• **Task details**
Write out each line in which the string "Kuormaimen" is present.

══ Dataset extract

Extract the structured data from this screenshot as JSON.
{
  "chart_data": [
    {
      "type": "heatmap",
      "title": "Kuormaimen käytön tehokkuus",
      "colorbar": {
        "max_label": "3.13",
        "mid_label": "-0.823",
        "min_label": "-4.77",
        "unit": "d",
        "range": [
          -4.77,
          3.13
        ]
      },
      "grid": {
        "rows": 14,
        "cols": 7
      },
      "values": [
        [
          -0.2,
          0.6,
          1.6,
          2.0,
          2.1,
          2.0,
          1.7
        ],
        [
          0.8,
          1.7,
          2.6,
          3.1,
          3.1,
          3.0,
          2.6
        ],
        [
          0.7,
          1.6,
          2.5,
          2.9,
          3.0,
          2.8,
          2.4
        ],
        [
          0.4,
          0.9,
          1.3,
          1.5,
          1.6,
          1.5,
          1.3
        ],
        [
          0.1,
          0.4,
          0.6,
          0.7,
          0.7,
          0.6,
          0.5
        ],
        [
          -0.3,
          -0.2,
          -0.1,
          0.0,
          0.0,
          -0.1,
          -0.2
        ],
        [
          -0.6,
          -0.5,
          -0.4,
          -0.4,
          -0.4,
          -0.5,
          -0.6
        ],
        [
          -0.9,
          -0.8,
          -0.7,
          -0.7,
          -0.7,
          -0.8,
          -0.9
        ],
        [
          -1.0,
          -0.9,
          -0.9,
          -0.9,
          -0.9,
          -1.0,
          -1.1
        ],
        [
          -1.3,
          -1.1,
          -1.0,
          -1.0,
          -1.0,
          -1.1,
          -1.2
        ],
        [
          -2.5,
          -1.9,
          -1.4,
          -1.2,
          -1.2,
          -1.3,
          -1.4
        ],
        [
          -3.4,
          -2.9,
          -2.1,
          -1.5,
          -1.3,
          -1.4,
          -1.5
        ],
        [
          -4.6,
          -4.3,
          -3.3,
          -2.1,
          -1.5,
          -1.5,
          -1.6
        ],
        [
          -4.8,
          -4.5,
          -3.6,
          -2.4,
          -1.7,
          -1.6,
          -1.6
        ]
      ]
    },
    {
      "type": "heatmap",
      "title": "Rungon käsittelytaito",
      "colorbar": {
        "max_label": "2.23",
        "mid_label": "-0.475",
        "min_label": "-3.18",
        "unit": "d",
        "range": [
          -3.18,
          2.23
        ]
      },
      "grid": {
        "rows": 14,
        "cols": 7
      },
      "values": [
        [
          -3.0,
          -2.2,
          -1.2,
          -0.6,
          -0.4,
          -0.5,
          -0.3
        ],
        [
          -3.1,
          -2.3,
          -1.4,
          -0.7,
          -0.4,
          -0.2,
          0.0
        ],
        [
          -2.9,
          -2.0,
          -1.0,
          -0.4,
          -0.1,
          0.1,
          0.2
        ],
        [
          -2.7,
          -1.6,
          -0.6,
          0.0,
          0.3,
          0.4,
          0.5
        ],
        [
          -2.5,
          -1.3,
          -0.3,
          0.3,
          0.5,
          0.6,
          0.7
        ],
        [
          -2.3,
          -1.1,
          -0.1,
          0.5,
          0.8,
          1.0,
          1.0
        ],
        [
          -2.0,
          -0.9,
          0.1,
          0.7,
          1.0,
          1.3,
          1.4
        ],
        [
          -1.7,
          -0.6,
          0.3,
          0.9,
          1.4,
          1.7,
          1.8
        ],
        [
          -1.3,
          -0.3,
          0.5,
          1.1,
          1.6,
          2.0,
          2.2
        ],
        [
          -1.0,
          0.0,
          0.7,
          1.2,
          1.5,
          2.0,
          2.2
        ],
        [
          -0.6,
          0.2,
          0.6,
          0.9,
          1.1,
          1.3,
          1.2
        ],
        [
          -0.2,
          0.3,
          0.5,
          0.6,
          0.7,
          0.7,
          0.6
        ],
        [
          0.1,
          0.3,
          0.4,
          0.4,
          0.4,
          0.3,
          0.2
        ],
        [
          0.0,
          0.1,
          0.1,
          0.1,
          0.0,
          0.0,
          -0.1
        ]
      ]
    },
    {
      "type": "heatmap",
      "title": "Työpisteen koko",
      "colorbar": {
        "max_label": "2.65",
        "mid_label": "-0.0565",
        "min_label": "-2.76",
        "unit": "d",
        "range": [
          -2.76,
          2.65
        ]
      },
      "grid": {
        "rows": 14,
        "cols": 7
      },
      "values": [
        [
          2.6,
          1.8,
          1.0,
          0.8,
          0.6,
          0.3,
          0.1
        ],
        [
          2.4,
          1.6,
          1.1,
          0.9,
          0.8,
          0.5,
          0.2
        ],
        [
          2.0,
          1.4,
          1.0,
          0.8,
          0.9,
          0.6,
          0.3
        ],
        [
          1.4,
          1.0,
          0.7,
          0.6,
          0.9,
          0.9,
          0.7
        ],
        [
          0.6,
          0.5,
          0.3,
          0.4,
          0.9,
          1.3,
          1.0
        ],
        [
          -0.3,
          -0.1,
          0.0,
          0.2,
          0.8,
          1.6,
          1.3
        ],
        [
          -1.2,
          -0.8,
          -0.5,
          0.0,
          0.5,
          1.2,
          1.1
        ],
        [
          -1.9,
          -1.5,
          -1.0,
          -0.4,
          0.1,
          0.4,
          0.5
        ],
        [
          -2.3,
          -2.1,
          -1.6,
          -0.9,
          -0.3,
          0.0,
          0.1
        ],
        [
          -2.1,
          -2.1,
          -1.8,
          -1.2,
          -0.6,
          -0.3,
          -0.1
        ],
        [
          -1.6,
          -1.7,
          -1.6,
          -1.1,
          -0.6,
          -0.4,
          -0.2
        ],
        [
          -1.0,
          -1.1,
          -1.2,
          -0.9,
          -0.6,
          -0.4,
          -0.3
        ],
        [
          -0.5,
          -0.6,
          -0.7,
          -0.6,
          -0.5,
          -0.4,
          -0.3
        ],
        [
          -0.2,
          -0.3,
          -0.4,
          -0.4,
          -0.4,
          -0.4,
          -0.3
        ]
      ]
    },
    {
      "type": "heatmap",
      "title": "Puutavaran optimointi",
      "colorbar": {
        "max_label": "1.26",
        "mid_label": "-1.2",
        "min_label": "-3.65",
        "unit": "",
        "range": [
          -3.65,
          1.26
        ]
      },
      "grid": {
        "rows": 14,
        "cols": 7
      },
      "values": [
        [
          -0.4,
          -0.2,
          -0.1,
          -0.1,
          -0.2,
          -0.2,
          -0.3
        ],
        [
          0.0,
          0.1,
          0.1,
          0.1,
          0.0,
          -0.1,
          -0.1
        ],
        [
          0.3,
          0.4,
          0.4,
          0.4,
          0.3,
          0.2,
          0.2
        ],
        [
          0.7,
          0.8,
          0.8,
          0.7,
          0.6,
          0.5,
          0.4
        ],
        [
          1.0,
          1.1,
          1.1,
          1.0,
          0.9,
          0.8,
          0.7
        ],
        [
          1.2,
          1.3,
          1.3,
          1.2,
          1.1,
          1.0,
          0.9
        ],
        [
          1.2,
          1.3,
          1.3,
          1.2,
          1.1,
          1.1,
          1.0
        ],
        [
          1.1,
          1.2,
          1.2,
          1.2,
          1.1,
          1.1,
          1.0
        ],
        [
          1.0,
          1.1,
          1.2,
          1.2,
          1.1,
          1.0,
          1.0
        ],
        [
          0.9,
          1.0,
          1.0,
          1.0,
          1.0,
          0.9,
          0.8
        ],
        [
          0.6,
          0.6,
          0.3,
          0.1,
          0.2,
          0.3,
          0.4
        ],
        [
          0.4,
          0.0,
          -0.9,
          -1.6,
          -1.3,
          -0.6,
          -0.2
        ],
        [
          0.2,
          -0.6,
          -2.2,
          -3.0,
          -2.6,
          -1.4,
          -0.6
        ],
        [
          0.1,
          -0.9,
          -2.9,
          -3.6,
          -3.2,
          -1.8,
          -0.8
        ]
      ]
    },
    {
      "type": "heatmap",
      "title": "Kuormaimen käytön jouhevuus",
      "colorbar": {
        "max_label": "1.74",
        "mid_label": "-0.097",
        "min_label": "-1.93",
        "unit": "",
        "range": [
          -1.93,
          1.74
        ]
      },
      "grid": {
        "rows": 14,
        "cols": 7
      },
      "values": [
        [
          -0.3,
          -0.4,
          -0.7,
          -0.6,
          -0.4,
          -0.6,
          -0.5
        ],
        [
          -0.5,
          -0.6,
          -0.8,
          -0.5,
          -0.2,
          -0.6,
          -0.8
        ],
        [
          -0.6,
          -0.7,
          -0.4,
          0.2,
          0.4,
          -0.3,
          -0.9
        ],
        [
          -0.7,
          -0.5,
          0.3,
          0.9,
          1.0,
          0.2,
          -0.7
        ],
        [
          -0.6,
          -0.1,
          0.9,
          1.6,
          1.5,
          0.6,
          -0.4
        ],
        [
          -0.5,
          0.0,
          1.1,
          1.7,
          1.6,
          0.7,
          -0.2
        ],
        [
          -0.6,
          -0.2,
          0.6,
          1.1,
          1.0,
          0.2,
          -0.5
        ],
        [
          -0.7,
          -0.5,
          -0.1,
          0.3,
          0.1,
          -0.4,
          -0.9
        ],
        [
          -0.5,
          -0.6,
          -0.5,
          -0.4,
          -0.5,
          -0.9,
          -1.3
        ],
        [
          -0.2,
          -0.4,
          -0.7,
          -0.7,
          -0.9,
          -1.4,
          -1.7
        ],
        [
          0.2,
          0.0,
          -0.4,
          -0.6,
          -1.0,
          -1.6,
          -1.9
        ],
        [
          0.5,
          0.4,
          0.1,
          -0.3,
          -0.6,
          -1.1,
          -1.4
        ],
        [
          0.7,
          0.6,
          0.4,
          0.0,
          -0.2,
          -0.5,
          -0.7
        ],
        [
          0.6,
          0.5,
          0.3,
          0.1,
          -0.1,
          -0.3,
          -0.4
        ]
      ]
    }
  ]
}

════

• **Problem solution**
      "title": "Kuormaimen käytön tehokkuus",
      "title": "Kuormaimen käytön jouhevuus",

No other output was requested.